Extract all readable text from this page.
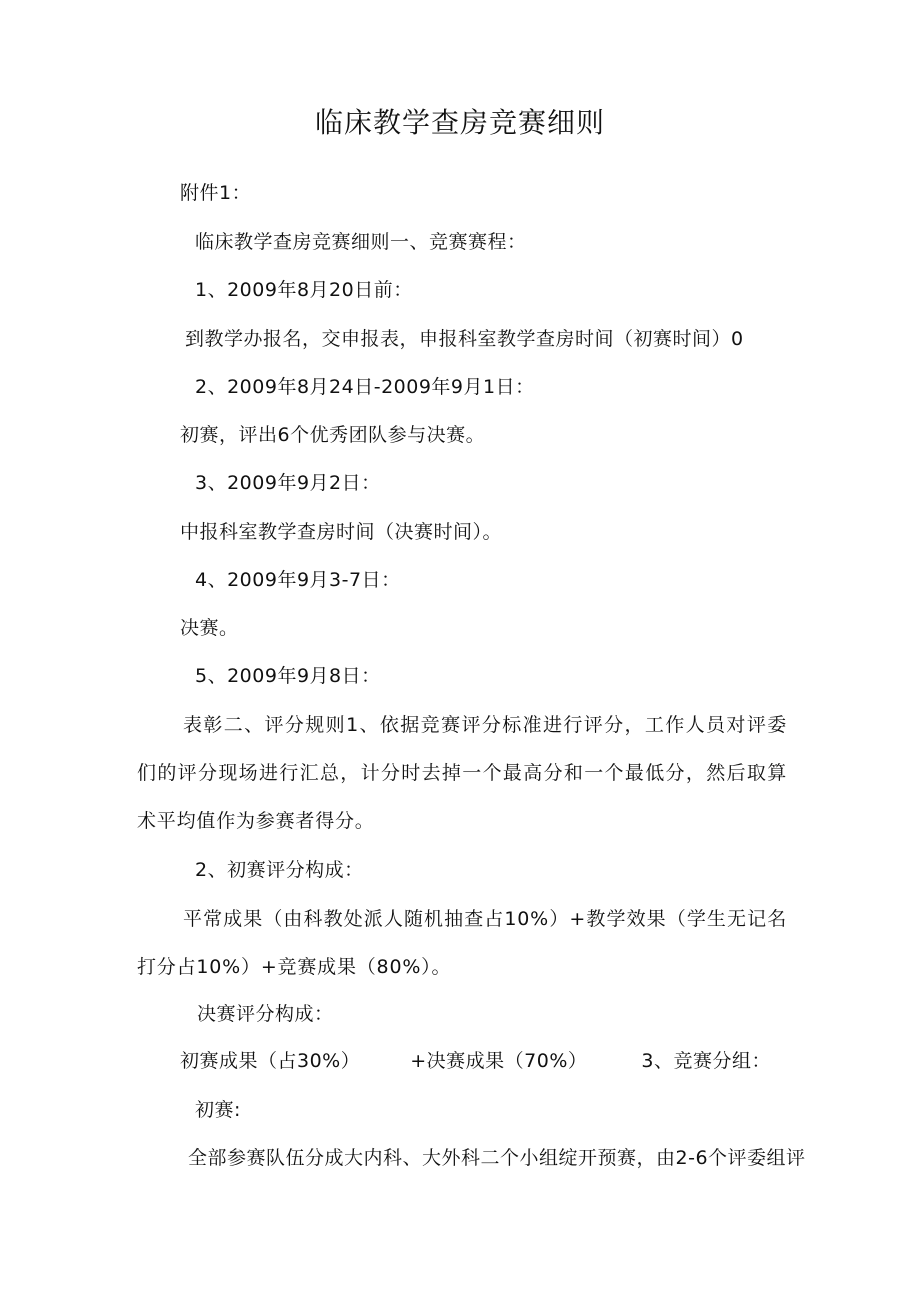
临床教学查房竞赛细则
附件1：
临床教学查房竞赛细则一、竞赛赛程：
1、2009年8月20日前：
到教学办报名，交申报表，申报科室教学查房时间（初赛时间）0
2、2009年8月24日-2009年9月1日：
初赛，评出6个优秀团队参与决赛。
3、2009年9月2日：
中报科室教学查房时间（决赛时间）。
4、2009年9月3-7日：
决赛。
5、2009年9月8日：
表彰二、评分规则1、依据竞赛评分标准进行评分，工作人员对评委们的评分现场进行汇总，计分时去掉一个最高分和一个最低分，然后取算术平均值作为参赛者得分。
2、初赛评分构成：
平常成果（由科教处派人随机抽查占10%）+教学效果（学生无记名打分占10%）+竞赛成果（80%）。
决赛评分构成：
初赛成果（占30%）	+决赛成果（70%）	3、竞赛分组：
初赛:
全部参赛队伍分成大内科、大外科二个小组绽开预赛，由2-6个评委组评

++++++++

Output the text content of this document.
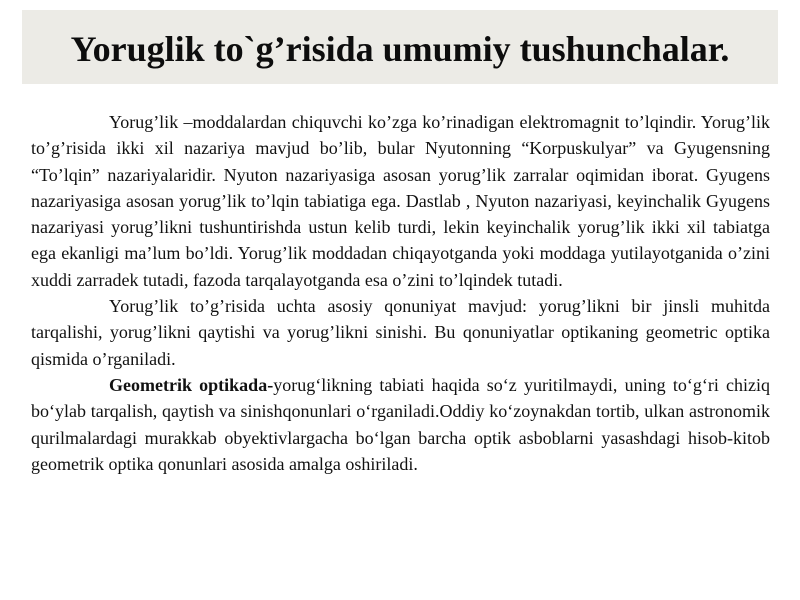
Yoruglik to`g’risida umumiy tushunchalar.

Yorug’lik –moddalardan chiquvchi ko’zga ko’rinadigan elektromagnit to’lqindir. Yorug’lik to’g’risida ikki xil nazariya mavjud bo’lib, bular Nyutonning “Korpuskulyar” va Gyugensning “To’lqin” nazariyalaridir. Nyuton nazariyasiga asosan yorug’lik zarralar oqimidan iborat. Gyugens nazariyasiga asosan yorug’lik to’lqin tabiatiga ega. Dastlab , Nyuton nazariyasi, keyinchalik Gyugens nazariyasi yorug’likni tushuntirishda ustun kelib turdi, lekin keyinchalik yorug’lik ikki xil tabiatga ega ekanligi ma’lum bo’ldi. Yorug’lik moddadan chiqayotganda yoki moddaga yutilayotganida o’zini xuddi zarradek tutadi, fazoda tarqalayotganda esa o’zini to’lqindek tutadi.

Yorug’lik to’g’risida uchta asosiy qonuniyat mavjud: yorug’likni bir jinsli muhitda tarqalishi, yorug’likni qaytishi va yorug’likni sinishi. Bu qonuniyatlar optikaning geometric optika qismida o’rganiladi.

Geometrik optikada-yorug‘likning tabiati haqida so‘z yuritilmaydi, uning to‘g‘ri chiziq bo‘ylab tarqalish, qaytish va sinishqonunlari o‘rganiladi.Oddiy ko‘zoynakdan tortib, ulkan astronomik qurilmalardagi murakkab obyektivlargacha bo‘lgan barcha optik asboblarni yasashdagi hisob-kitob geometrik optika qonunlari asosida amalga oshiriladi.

++++++++

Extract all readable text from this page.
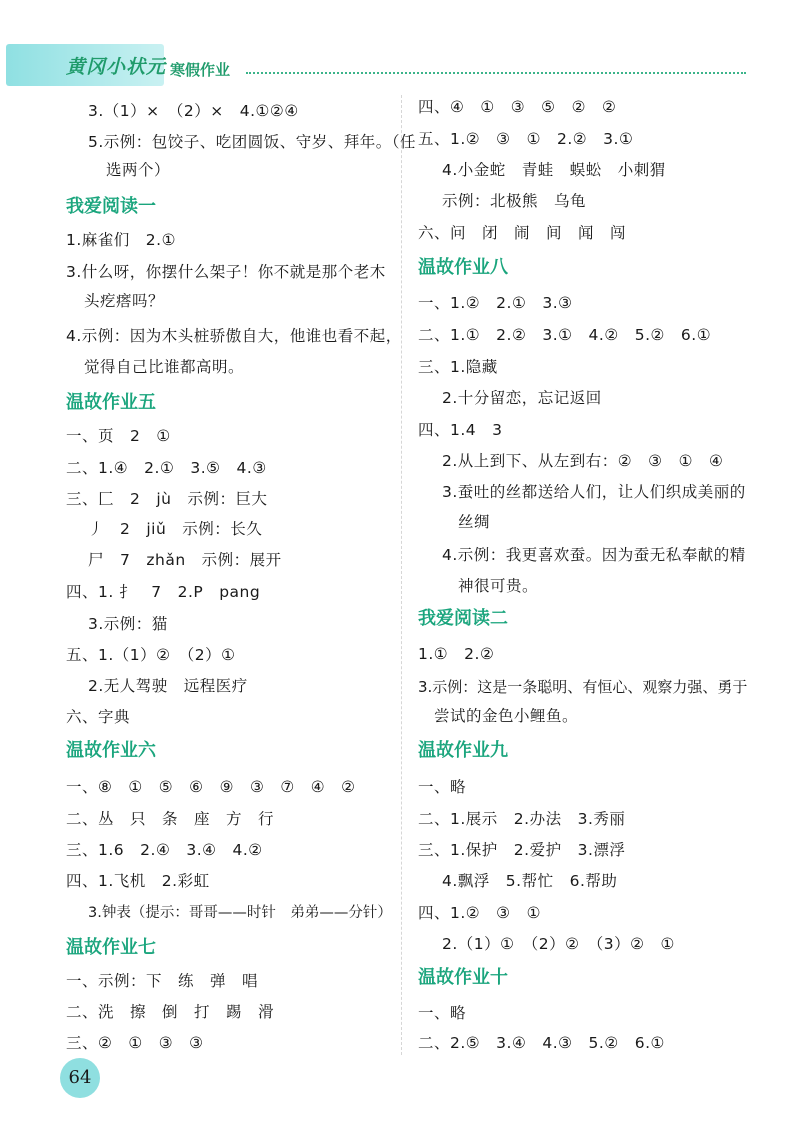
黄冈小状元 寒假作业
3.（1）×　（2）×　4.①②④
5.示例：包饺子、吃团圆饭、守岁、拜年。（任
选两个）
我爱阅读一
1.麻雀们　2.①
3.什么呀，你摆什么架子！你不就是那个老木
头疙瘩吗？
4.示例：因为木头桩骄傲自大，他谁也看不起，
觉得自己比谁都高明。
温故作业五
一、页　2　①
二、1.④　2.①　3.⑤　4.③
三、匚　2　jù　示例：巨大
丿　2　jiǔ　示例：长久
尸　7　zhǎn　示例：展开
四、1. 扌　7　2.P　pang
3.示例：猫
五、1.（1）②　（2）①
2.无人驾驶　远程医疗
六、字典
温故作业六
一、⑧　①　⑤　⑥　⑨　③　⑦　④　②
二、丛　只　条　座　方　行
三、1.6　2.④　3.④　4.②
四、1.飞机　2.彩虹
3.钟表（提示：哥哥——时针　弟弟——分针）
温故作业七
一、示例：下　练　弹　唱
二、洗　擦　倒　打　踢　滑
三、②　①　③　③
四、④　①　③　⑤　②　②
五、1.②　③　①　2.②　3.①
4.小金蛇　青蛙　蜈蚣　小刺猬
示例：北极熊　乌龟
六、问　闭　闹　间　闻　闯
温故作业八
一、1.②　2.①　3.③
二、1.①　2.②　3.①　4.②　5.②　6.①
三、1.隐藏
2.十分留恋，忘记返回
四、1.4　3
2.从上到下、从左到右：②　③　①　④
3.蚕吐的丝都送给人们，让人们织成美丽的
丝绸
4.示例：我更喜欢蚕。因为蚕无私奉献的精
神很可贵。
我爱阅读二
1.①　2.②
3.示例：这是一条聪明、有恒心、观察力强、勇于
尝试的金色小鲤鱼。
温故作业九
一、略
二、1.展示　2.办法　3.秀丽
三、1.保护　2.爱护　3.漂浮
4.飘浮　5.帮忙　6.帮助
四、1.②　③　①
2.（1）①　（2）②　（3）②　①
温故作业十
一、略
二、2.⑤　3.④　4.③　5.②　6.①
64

++++++++

== WORK INSTRUCTIONS ==
Pull every line containing the word "rganiladi" out of the material and copy it.

== REPLY TO THE EXERCISE ==
Yorug’lik to’g’risida uchta asosiy qonuniyat mavjud: yorug’likni bir jinsli muhitda tarqalishi, yorug’likni qaytishi va yorug’likni sinishi. Bu qonuniyatlar optikaning geometric optika qismida o’rganiladi.
Geometrik optikada-yorug‘likning tabiati haqida so‘z yuritilmaydi, uning to‘g‘ri chiziq bo‘ylab tarqalish, qaytish va sinishqonunlari o‘rganiladi.Oddiy ko‘zoynakdan tortib, ulkan astronomik qurilmalardagi murakkab obyektivlargacha bo‘lgan barcha optik asboblarni yasashdagi hisob-kitob geometrik optika qonunlari asosida amalga oshiriladi.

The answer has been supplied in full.